• What you will do: Tally every line of the listing where the string "antiguas" is found, and state the total alone.

• Data to use:
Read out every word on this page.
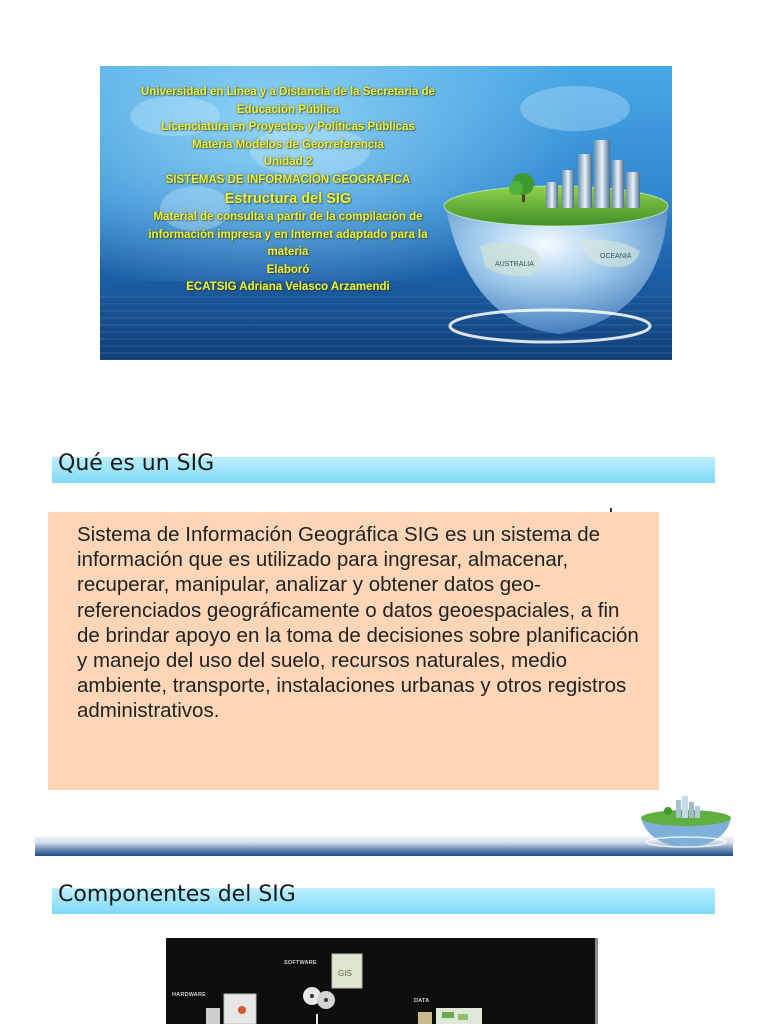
AUSTRALIA
OCEANIA
Universidad en Línea y a Distancia de la Secretaria de
Educación Pública
Licenciatura en Proyectos y Políticas Públicas
Materia Modelos de Georreferencia
Unidad 2
SISTEMAS DE INFORMACIÓN GEOGRÁFICA
Estructura del SIG
Material de consulta a partir de la compilación de
información impresa y en Internet adaptado para la
materia
Elaboró
ECATSIG Adriana Velasco Arzamendi
Qué es un SIG

Sistema de Información Geográfica SIG es un sistema de información que es utilizado para ingresar, almacenar, recuperar, manipular, analizar y obtener datos geo-referenciados geográficamente o datos geoespaciales, a fin de brindar apoyo en la toma de decisiones sobre planificación y manejo del uso del suelo, recursos naturales, medio ambiente, transporte, instalaciones urbanas y otros registros administrativos.

Componentes del SIG
SOFTWARE
HARDWARE
DATA
GIS
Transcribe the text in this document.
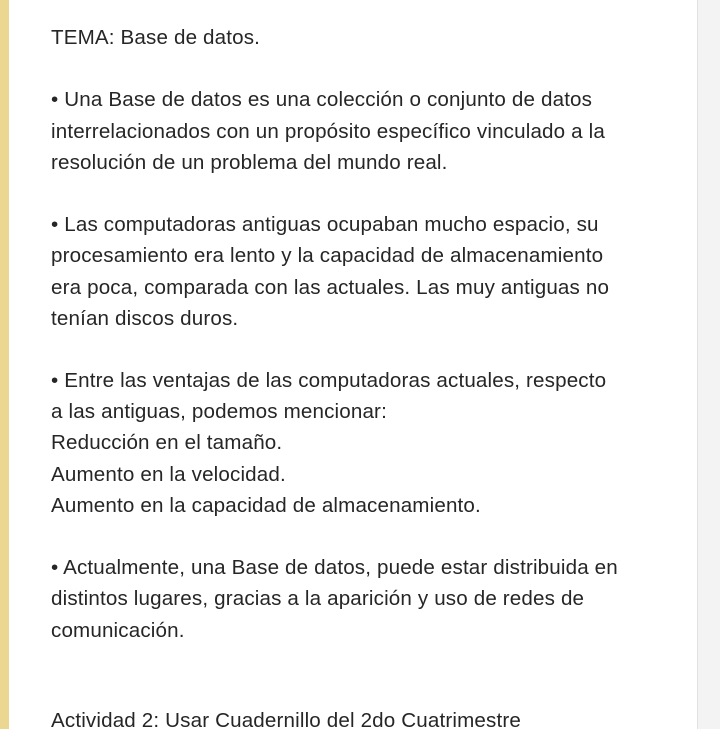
TEMA: Base de datos.
• Una Base de datos es una colección o conjunto de datos
interrelacionados con un propósito específico vinculado a la
resolución de un problema del mundo real.
• Las computadoras antiguas ocupaban mucho espacio, su
procesamiento era lento y la capacidad de almacenamiento
era poca, comparada con las actuales. Las muy antiguas no
tenían discos duros.
• Entre las ventajas de las computadoras actuales, respecto
a las antiguas, podemos mencionar:
Reducción en el tamaño.
Aumento en la velocidad.
Aumento en la capacidad de almacenamiento.
• Actualmente, una Base de datos, puede estar distribuida en
distintos lugares, gracias a la aparición y uso de redes de
comunicación.
Actividad 2: Usar Cuadernillo del 2do Cuatrimestre
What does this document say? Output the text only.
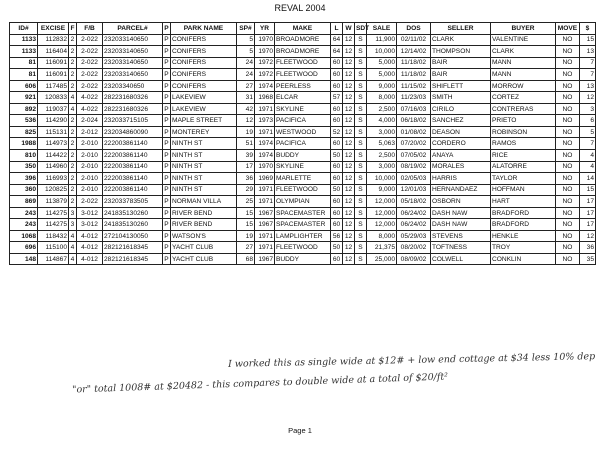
REVAL 2004
ID#	EXCISE	F	F/B	PARCEL#	P	PARK NAME	SP#	YR	MAKE	L	W	SDT	SALE	DOS	SELLER	BUYER	MOVE	$
1133	112832	2	2-022	232033140650	P	CONIFERS	5	1970	BROADMORE	64	12	S	11,900	02/11/02	CLARK	VALENTINE	NO	15
1133	116404	2	2-022	232033140650	P	CONIFERS	5	1970	BROADMORE	64	12	S	10,000	12/14/02	THOMPSON	CLARK	NO	13
81	116091	2	2-022	232033140650	P	CONIFERS	24	1972	FLEETWOOD	60	12	S	5,000	11/18/02	BAIR	MANN	NO	7
81	116091	2	2-022	232033140650	P	CONIFERS	24	1972	FLEETWOOD	60	12	S	5,000	11/18/02	BAIR	MANN	NO	7
606	117485	2	2-022	23203340650	P	CONIFERS	27	1974	PEERLESS	60	12	S	9,000	11/15/02	SHIFLETT	MORROW	NO	13
921	120833	4	4-022	282231680326	P	LAKEVIEW	31	1968	ELCAR	57	12	S	8,000	11/23/03	SMITH	CORTEZ	NO	12
892	119037	4	4-022	282231680326	P	LAKEVIEW	42	1971	SKYLINE	60	12	S	2,500	07/16/03	CIRILO	CONTRERAS	NO	3
536	114290	2	2-024	232033715105	P	MAPLE STREET	12	1973	PACIFICA	60	12	S	4,000	06/18/02	SANCHEZ	PRIETO	NO	6
825	115131	2	2-012	232034860090	P	MONTEREY	19	1971	WESTWOOD	52	12	S	3,000	01/08/02	DEASON	ROBINSON	NO	5
1988	114973	2	2-010	222003861140	P	NINTH ST	51	1974	PACIFICA	60	12	S	5,063	07/20/02	CORDERO	RAMOS	NO	7
810	114422	2	2-010	222003861140	P	NINTH ST	39	1974	BUDDY	50	12	S	2,500	07/05/02	ANAYA	RICE	NO	4
350	114960	2	2-010	222003861140	P	NINTH ST	17	1970	SKYLINE	60	12	S	3,000	08/19/02	MORALES	ALATORRE	NO	4
396	116993	2	2-010	222003861140	P	NINTH ST	36	1969	MARLETTE	60	12	S	10,000	02/05/03	HARRIS	TAYLOR	NO	14
360	120825	2	2-010	222003861140	P	NINTH ST	29	1971	FLEETWOOD	50	12	S	9,000	12/01/03	HERNANDAEZ	HOFFMAN	NO	15
869	113879	2	2-022	232033783505	P	NORMAN VILLA	25	1971	OLYMPIAN	60	12	S	12,000	05/18/02	OSBORN	HART	NO	17
243	114275	3	3-012	241835130260	P	RIVER BEND	15	1967	SPACEMASTER	60	12	S	12,000	06/24/02	DASH NAW	BRADFORD	NO	17
243	114275	3	3-012	241835130260	P	RIVER BEND	15	1967	SPACEMASTER	60	12	S	12,000	06/24/02	DASH NAW	BRADFORD	NO	17
1068	118432	4	4-012	272104130050	P	WATSON'S	19	1971	LAMPLIGHTER	56	12	S	8,000	05/29/03	STEVENS	HENKLE	NO	12
696	115100	4	4-012	282121618345	P	YACHT CLUB	27	1971	FLEETWOOD	50	12	S	21,375	08/20/02	TOFTNESS	TROY	NO	36
148	114867	4	4-012	282121618345	P	YACHT CLUB	68	1967	BUDDY	60	12	S	25,000	08/09/02	COLWELL	CONKLIN	NO	35
I worked this as single wide at $12# + low end cottage at $34 less 10% dep
"or" total 1008# at $20482 - this compares to double wide at a total of $20/ft²
Page 1
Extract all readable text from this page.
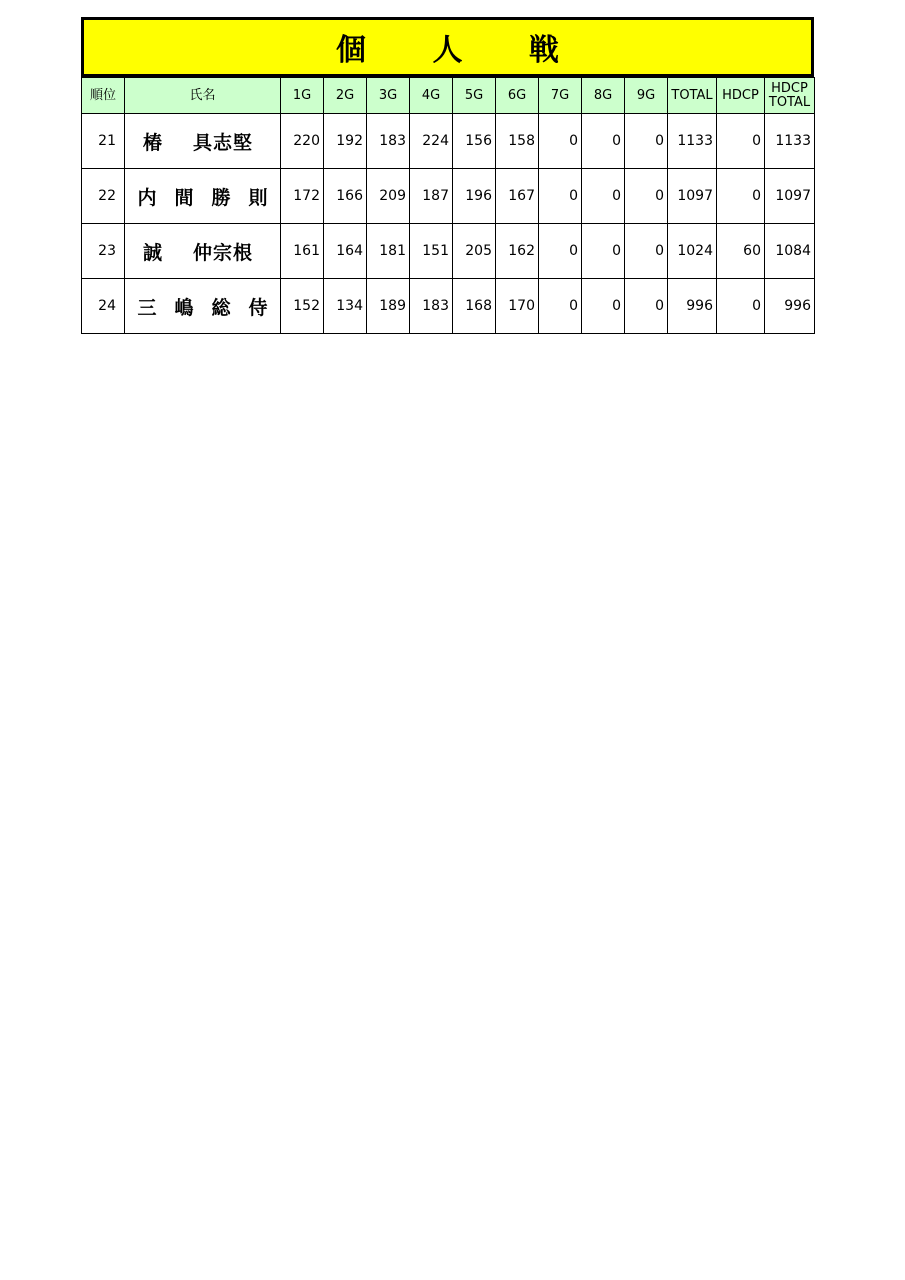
個 人 戦
順位	氏名	1G	2G	3G	4G	5G	6G	7G	8G	9G	TOTAL	HDCP	HDCP
TOTAL

21	椿 具志堅	220	192	183	224	156	158	0	0	0	1133	0	1133
22	内 間 勝 則	172	166	209	187	196	167	0	0	0	1097	0	1097
23	誠 仲宗根	161	164	181	151	205	162	0	0	0	1024	60	1084
24	三 嶋 総 侍	152	134	189	183	168	170	0	0	0	996	0	996
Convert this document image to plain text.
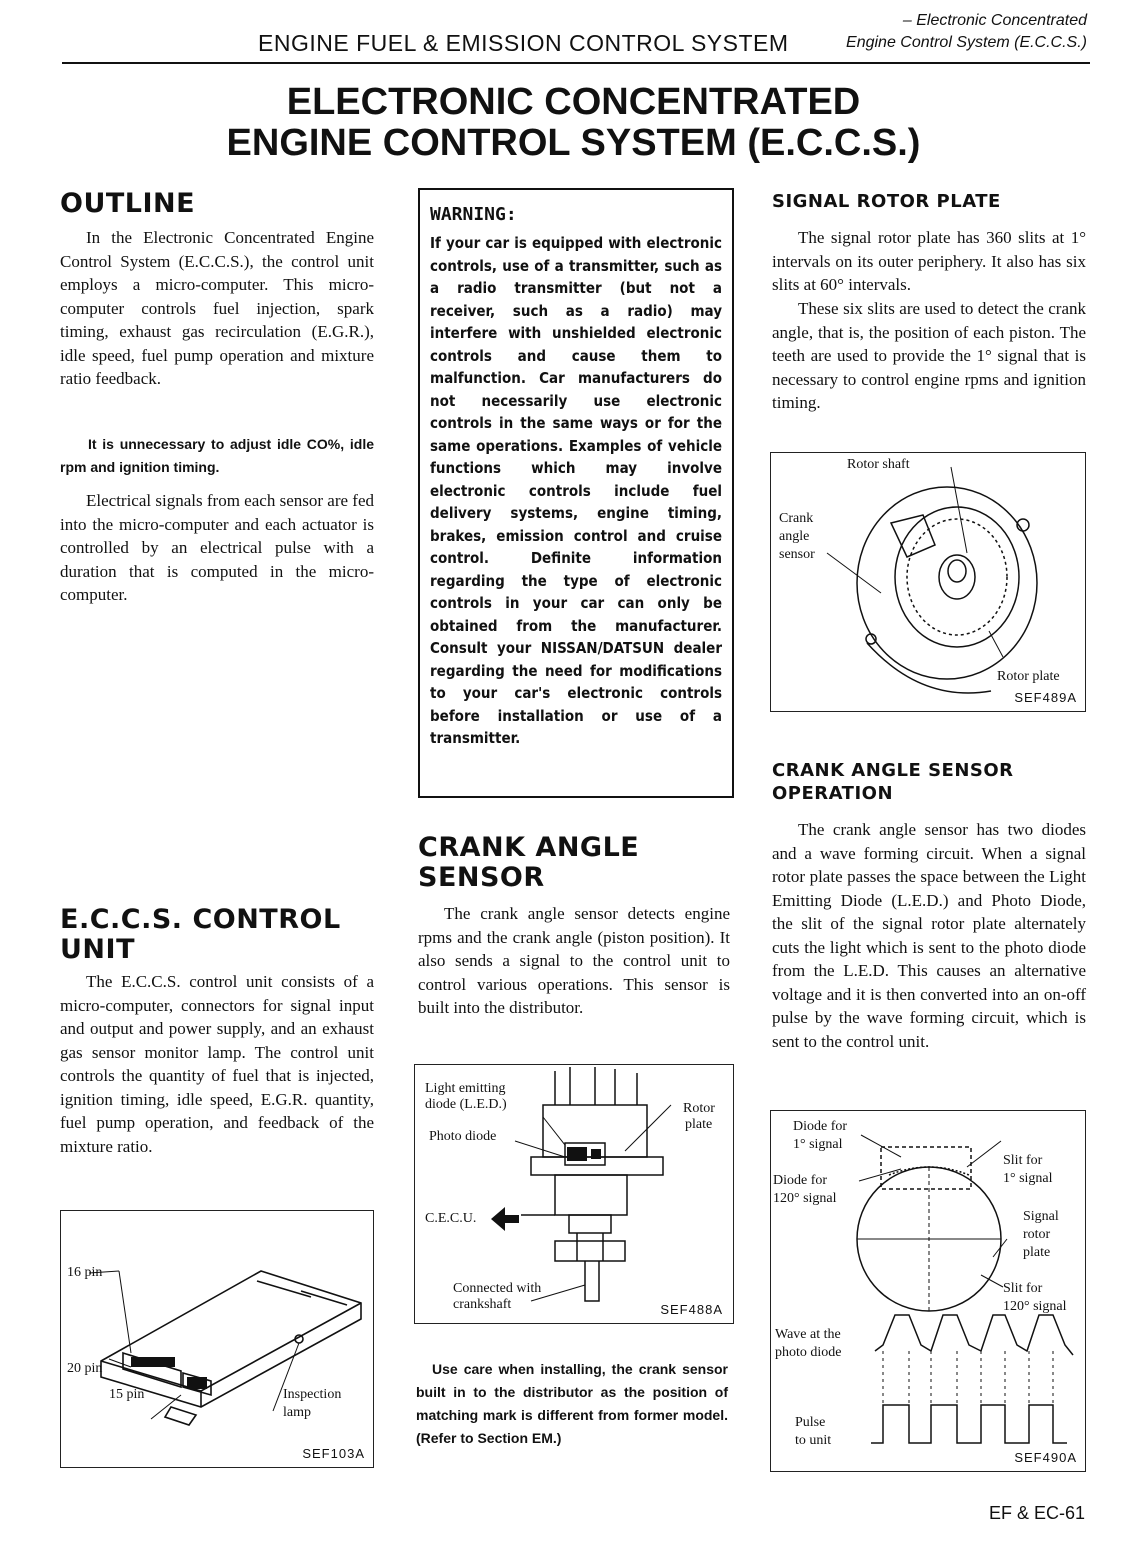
ENGINE FUEL & EMISSION CONTROL SYSTEM
– Electronic Concentrated
Engine Control System (E.C.C.S.)
ELECTRONIC CONCENTRATED
ENGINE CONTROL SYSTEM (E.C.C.S.)
OUTLINE

In the Electronic Concentrated Engine Control System (E.C.C.S.), the control unit employs a micro-computer. This micro-computer controls fuel injection, spark timing, exhaust gas recirculation (E.G.R.), idle speed, fuel pump operation and mixture ratio feedback.

It is unnecessary to adjust idle CO%, idle rpm and ignition timing.

Electrical signals from each sensor are fed into the micro-computer and each actuator is controlled by an electrical pulse with a duration that is computed in the micro-computer.

E.C.C.S. CONTROL
UNIT

The E.C.C.S. control unit consists of a micro-computer, connectors for signal input and output and power supply, and an exhaust gas sensor monitor lamp. The control unit controls the quantity of fuel that is injected, ignition timing, idle speed, E.G.R. quantity, fuel pump operation, and feedback of the mixture ratio.

16 pin
20 pin
15 pin	Inspection
lamp
SEF103A
WARNING:

If your car is equipped with electronic controls, use of a transmitter, such as a radio transmitter (but not a receiver, such as a radio) may interfere with unshielded electronic controls and cause them to malfunction. Car manufacturers do not necessarily use electronic controls in the same ways or for the same operations. Examples of vehicle functions which may involve electronic controls include fuel delivery systems, engine timing, brakes, emission control and cruise control. Definite information regarding the type of electronic controls in your car can only be obtained from the manufacturer. Consult your NISSAN/DATSUN dealer regarding the need for modifications to your car's electronic controls before installation or use of a transmitter.

CRANK ANGLE
SENSOR

The crank angle sensor detects engine rpms and the crank angle (piston position). It also sends a signal to the control unit to control various operations. This sensor is built into the distributor.

Light emitting
diode (L.E.D.)
Photo diode
Rotor
plate
C.E.C.U.
Connected with
crankshaft	SEF488A

Use care when installing, the crank sensor built in to the distributor as the position of matching mark is different from former model. (Refer to Section EM.)

SIGNAL ROTOR PLATE

The signal rotor plate has 360 slits at 1° intervals on its outer periphery. It also has six slits at 60° intervals.

These six slits are used to detect the crank angle, that is, the position of each piston. The teeth are used to provide the 1° signal that is necessary to control engine rpms and ignition timing.

Rotor shaft
Crank
angle
sensor
Rotor plate
SEF489A
CRANK ANGLE SENSOR
OPERATION

The crank angle sensor has two diodes and a wave forming circuit. When a signal rotor plate passes the space between the Light Emitting Diode (L.E.D.) and Photo Diode, the slit of the signal rotor plate alternately cuts the light which is sent to the photo diode from the L.E.D. This causes an alternative voltage and it is then converted into an on-off pulse by the wave forming circuit, which is sent to the control unit.

Diode for
1° signal
Diode for
120° signal
Slit for
1° signal
Signal
rotor
plate
Slit for
120° signal
Wave at the
photo diode
Pulse
to unit
SEF490A
EF & EC-61
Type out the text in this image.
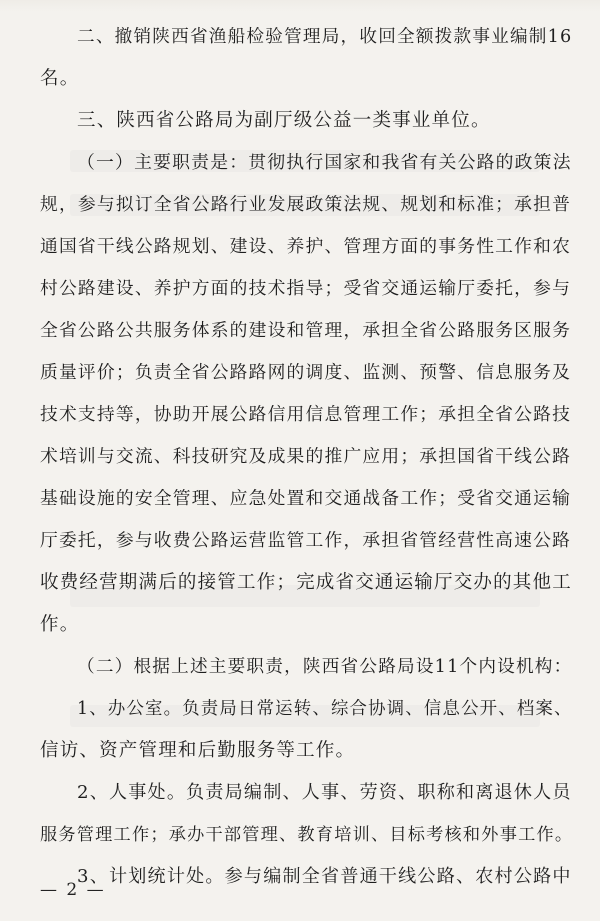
二、撤销陕西省渔船检验管理局，收回全额拨款事业编制16
名。
三、陕西省公路局为副厅级公益一类事业单位。
（一）主要职责是：贯彻执行国家和我省有关公路的政策法
规，参与拟订全省公路行业发展政策法规、规划和标准；承担普
通国省干线公路规划、建设、养护、管理方面的事务性工作和农
村公路建设、养护方面的技术指导；受省交通运输厅委托，参与
全省公路公共服务体系的建设和管理，承担全省公路服务区服务
质量评价；负责全省公路路网的调度、监测、预警、信息服务及
技术支持等，协助开展公路信用信息管理工作；承担全省公路技
术培训与交流、科技研究及成果的推广应用；承担国省干线公路
基础设施的安全管理、应急处置和交通战备工作；受省交通运输
厅委托，参与收费公路运营监管工作，承担省管经营性高速公路
收费经营期满后的接管工作；完成省交通运输厅交办的其他工
作。
（二）根据上述主要职责，陕西省公路局设11个内设机构：
1、办公室。负责局日常运转、综合协调、信息公开、档案、
信访、资产管理和后勤服务等工作。
2、人事处。负责局编制、人事、劳资、职称和离退休人员
服务管理工作；承办干部管理、教育培训、目标考核和外事工作。
3、计划统计处。参与编制全省普通干线公路、农村公路中
— 2 —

• Task solution: 3